- **WHAT TO WORK ON**
Locate every line in the records below that contains the word "xlabel", and copy each one.

- **Rows from a figure dataset**
'''

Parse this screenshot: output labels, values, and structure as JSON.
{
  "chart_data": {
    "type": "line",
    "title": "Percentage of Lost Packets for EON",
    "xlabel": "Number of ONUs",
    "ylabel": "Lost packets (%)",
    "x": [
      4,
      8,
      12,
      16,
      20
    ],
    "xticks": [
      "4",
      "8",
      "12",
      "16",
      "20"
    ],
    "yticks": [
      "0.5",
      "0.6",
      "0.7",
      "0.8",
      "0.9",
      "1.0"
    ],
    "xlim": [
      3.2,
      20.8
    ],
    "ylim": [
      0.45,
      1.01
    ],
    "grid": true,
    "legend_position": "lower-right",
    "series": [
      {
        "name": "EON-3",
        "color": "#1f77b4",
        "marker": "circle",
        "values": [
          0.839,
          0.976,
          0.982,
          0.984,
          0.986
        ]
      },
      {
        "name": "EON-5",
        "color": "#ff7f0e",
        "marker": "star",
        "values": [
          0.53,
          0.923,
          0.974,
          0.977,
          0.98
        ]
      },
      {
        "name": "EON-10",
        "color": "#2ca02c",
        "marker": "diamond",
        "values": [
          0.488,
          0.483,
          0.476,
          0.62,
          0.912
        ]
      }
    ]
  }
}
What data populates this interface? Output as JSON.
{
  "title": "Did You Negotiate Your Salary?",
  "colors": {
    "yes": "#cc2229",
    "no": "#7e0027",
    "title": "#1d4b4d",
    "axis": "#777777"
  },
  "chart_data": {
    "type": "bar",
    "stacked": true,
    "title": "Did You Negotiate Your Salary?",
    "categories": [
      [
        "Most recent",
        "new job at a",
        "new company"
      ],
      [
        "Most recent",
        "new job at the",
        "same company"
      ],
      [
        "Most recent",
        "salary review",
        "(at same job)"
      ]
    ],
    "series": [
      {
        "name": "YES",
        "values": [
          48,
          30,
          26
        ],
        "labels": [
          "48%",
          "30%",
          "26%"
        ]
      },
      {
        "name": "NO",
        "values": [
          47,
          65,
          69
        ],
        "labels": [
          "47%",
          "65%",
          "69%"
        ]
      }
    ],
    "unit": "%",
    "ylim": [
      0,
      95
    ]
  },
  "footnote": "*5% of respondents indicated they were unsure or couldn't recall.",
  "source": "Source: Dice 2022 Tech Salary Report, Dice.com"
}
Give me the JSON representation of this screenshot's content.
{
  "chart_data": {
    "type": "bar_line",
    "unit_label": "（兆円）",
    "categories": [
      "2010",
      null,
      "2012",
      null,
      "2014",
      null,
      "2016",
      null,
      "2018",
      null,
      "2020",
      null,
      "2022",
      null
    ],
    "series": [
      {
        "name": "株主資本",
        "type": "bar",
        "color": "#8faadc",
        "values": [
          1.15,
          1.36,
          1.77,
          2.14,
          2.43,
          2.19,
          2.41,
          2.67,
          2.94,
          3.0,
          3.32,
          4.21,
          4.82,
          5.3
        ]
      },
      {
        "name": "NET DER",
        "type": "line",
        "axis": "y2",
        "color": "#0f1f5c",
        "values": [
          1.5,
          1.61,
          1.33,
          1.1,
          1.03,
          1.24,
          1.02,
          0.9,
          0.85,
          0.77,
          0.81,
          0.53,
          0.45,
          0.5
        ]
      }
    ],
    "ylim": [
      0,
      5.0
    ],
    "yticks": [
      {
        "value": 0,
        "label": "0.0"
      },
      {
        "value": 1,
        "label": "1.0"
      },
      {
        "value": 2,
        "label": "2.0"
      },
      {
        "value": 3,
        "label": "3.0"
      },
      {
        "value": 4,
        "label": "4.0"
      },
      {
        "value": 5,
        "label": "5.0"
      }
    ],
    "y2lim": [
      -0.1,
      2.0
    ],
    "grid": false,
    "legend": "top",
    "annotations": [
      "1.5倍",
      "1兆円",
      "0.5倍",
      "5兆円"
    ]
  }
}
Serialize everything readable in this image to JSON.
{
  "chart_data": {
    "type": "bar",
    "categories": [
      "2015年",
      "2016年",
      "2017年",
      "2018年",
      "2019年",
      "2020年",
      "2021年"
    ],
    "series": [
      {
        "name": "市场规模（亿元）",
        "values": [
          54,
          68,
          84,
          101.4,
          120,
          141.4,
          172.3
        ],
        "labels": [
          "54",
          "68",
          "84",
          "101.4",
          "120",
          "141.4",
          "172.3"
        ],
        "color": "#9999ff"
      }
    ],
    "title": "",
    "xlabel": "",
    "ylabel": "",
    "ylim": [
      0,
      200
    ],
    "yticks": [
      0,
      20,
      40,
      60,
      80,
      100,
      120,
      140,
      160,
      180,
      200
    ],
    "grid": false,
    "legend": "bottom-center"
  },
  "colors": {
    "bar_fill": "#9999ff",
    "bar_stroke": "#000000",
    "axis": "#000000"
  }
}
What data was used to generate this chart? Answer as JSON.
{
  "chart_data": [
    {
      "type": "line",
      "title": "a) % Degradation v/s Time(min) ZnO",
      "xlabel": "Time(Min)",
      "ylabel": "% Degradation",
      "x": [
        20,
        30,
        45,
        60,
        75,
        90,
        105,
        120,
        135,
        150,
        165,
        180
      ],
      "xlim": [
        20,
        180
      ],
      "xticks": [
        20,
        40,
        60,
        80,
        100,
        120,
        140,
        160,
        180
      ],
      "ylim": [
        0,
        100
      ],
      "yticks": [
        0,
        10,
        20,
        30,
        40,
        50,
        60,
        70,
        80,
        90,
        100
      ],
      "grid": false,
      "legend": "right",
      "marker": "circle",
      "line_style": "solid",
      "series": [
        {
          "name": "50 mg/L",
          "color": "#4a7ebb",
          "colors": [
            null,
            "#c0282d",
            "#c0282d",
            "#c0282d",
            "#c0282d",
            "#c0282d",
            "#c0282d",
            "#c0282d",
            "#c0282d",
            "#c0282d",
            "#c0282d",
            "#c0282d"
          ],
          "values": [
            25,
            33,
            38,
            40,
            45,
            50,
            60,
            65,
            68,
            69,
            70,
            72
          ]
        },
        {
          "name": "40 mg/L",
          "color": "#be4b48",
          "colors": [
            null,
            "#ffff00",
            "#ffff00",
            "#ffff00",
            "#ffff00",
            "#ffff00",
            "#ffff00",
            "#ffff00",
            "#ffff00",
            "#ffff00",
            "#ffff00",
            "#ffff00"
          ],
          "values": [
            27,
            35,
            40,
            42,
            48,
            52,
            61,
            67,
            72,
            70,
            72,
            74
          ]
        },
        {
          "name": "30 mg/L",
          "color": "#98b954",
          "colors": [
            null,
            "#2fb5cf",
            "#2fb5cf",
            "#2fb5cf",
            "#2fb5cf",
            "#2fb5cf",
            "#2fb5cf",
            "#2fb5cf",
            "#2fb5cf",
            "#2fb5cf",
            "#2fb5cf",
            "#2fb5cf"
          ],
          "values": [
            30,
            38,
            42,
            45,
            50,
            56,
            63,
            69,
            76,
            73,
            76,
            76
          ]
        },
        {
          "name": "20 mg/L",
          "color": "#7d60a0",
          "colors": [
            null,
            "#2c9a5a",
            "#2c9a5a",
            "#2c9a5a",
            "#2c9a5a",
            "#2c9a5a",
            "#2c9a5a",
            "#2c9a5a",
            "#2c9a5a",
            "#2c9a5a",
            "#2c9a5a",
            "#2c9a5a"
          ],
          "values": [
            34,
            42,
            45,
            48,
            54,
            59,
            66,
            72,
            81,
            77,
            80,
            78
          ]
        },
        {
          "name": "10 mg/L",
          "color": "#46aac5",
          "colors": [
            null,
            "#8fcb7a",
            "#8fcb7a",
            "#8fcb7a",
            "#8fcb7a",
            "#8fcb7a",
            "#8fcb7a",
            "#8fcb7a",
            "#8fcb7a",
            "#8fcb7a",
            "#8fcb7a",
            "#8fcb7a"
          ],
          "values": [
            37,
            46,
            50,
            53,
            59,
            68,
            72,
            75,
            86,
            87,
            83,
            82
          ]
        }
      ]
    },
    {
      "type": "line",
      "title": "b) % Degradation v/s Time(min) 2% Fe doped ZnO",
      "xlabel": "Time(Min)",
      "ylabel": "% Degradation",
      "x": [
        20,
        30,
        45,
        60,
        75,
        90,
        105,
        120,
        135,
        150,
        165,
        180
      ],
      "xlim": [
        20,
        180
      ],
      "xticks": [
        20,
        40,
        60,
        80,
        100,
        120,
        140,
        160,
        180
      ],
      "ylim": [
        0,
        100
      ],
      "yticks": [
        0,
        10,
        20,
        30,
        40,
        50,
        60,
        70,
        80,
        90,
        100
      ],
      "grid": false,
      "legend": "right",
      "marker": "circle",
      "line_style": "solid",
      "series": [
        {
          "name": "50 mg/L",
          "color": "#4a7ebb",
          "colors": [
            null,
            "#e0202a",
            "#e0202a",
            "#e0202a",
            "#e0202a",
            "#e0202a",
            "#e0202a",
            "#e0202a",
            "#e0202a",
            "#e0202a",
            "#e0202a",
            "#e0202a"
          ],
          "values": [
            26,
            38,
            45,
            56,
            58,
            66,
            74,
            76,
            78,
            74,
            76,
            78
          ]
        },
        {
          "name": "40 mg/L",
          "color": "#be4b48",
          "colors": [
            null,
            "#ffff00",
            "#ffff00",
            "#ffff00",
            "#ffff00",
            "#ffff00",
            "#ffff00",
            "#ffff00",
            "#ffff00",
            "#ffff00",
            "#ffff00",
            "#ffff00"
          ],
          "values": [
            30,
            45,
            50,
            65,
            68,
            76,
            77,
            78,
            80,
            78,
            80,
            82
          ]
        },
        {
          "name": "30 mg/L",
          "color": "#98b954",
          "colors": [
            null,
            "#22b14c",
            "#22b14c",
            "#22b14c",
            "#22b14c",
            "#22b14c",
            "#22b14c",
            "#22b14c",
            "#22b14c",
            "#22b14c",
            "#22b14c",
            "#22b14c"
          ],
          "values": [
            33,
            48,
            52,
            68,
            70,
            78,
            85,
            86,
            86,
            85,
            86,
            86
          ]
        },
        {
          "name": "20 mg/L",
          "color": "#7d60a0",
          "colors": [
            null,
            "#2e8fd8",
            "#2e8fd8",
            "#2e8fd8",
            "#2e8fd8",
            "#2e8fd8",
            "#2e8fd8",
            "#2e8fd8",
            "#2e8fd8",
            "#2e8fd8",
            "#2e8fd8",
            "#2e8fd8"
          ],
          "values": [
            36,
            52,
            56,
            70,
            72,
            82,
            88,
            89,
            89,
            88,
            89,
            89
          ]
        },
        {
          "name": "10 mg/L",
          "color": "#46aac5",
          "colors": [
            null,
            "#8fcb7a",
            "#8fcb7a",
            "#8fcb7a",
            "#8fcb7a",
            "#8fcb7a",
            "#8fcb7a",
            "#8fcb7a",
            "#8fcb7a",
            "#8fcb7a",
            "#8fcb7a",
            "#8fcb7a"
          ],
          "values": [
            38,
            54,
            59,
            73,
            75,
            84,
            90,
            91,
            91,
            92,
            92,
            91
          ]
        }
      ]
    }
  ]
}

'''

- **EXPECTED OUTPUT**
    "xlabel": "Number of ONUs",
    "xlabel": "",
      "xlabel": "Time(Min)",
      "xlabel": "Time(Min)",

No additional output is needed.